Pull each line holding "Incident" out of the entries below.
↓
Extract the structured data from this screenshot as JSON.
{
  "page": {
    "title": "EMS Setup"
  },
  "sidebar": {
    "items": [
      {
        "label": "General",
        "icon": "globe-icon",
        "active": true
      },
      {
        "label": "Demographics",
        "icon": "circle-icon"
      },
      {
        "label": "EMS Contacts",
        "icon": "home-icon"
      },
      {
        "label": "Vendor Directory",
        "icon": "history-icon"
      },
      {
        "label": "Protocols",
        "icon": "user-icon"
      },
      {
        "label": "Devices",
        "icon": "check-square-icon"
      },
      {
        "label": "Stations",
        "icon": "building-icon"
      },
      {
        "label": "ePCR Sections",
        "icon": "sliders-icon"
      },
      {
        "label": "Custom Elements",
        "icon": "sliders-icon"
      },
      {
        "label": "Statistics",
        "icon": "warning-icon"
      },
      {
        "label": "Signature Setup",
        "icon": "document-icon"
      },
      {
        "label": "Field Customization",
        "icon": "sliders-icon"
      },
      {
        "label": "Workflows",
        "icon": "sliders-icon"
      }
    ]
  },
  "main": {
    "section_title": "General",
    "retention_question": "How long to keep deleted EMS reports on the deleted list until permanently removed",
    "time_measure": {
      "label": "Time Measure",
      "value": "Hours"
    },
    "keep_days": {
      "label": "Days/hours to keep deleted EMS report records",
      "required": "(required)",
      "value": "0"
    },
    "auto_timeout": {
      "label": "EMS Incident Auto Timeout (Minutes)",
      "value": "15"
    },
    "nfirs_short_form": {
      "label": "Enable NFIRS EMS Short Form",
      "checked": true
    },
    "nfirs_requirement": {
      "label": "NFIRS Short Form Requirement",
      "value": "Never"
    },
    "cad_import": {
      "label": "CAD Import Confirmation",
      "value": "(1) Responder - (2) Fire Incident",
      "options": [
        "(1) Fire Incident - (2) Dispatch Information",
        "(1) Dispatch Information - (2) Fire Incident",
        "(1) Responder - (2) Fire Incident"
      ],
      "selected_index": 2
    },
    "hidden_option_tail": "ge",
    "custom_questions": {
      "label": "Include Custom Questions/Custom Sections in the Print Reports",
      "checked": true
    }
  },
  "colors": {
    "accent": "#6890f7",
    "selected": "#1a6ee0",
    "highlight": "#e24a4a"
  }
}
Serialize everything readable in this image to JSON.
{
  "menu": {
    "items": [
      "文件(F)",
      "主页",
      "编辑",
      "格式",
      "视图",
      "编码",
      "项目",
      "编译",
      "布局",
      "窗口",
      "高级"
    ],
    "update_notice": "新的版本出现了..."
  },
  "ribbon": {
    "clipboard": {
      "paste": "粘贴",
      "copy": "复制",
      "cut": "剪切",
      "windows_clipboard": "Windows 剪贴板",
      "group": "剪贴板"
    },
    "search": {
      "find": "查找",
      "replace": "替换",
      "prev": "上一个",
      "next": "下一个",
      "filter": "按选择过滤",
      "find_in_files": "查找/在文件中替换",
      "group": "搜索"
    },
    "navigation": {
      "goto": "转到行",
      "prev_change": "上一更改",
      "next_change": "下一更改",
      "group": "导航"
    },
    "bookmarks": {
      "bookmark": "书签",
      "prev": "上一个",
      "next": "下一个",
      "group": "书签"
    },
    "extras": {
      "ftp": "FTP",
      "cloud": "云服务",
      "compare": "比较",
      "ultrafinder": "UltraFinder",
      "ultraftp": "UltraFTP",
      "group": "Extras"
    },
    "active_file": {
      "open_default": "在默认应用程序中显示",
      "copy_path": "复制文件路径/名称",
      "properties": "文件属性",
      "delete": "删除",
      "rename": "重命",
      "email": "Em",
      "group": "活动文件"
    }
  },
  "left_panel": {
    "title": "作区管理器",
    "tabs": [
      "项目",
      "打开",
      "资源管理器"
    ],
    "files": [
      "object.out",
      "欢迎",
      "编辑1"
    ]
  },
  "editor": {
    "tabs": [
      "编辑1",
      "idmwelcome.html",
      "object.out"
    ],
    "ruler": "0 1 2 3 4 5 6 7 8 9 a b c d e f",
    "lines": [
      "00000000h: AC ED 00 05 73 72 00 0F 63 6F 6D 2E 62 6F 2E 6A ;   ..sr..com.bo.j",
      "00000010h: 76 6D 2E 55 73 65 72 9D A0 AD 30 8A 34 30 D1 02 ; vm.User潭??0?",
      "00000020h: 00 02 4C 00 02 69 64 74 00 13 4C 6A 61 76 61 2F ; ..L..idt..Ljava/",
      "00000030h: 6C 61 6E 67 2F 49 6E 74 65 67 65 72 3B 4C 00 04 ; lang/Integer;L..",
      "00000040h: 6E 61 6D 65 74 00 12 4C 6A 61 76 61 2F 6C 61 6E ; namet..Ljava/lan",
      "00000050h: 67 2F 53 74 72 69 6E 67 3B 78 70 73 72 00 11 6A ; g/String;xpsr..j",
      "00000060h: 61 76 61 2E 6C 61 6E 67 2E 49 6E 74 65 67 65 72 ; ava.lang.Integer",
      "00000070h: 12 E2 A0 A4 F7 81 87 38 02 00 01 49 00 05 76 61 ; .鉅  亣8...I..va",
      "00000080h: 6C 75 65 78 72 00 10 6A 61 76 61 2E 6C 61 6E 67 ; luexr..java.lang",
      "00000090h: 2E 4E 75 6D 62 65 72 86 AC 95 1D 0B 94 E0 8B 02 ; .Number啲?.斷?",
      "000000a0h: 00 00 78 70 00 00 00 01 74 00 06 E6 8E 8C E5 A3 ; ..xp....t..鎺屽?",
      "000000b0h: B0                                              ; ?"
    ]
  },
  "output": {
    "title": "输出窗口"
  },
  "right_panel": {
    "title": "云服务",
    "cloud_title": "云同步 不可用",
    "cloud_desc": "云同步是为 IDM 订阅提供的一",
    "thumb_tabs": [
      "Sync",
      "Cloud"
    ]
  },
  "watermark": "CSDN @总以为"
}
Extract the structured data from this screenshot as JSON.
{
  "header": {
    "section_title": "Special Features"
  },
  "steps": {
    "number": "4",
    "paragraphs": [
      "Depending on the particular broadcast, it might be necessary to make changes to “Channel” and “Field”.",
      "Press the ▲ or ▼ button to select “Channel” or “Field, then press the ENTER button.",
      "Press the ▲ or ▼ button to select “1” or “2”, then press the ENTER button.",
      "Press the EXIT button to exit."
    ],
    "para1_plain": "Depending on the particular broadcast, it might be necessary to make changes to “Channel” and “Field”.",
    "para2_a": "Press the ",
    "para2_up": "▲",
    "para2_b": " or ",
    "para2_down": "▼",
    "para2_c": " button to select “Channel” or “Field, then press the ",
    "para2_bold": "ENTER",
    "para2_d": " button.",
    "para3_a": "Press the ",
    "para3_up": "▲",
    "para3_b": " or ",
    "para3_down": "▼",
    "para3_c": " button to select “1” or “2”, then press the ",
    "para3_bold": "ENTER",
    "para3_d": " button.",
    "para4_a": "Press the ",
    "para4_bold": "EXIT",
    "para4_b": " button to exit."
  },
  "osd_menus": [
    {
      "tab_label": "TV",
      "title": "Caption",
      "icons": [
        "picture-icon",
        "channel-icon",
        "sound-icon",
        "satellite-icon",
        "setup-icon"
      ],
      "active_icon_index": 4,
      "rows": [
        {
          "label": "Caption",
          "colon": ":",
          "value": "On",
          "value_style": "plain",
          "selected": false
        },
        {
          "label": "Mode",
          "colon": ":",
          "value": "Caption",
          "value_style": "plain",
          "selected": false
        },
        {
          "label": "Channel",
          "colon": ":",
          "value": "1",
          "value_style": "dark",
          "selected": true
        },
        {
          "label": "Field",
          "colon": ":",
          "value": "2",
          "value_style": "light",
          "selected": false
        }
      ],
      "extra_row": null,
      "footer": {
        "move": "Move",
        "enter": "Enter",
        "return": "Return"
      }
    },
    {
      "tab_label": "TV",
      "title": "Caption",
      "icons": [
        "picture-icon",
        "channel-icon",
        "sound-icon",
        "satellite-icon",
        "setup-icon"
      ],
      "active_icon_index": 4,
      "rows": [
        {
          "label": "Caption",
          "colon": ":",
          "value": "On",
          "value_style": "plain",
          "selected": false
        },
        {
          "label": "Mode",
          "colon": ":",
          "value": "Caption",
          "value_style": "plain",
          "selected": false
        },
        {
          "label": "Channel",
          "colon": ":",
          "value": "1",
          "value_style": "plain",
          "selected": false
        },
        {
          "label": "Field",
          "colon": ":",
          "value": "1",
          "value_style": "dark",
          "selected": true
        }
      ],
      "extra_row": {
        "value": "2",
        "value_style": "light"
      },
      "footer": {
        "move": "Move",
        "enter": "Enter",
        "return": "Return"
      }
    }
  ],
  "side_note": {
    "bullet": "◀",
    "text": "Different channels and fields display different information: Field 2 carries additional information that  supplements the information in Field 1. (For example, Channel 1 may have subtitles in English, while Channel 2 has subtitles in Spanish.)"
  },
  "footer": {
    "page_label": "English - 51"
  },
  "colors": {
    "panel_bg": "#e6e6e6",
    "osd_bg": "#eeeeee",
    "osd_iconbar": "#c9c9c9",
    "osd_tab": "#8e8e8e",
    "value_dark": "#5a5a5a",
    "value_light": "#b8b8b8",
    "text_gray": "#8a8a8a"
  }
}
↑
# [Answer for this exercise]
      "label": "EMS Incident Auto Timeout (Minutes)",
      "value": "(1) Responder - (2) Fire Incident",
        "(1) Fire Incident - (2) Dispatch Information",
        "(1) Dispatch Information - (2) Fire Incident",
        "(1) Responder - (2) Fire Incident"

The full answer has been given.